Collected data entries:
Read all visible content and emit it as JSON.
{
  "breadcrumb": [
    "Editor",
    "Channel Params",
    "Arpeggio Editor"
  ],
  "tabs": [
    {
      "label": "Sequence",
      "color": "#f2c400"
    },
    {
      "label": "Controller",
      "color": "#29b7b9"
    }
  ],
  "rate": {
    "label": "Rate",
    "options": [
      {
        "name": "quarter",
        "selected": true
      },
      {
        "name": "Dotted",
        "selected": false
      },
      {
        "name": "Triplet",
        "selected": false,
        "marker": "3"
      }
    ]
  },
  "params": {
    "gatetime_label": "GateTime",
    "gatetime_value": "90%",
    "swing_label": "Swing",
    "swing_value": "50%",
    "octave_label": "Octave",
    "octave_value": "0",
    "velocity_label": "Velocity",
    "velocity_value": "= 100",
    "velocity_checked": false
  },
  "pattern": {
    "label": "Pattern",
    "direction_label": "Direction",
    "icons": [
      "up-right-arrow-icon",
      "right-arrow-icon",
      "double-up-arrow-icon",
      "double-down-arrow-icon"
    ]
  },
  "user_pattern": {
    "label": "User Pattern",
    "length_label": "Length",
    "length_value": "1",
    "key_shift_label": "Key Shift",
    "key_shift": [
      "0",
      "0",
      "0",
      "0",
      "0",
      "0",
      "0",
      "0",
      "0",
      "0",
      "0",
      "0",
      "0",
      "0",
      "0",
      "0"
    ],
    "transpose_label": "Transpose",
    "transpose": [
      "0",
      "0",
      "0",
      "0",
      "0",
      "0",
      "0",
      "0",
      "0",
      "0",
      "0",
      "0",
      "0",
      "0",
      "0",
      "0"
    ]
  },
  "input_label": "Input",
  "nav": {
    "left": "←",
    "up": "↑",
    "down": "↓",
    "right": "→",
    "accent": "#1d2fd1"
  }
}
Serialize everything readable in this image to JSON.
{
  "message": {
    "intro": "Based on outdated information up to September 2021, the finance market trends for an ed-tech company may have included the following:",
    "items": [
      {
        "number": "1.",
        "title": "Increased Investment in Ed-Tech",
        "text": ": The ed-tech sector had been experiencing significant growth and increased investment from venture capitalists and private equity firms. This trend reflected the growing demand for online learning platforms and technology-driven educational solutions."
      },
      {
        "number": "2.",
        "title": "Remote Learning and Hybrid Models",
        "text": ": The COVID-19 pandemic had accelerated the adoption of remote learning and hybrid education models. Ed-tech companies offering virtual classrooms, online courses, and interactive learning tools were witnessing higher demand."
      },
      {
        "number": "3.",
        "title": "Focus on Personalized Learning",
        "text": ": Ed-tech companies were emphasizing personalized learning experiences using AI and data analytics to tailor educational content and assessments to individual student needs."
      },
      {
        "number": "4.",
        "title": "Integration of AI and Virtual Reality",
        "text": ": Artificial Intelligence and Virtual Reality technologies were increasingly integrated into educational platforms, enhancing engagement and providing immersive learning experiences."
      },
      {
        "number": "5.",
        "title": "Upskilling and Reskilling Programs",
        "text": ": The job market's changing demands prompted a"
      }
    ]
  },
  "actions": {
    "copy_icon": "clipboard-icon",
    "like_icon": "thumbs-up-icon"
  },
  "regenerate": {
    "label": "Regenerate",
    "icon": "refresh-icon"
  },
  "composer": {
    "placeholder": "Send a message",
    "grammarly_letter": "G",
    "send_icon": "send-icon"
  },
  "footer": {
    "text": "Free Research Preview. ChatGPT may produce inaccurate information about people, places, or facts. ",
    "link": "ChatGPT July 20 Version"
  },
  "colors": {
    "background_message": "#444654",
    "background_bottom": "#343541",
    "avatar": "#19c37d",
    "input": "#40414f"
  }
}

#### WHAT THE TASK REQUIRES
Copy every line of the records above that holds the word "market".

#### COMPLETE ANSWER
    "intro": "Based on outdated information up to September 2021, the finance market trends for an ed-tech company may have included the following:",
        "text": ": The job market's changing demands prompted a"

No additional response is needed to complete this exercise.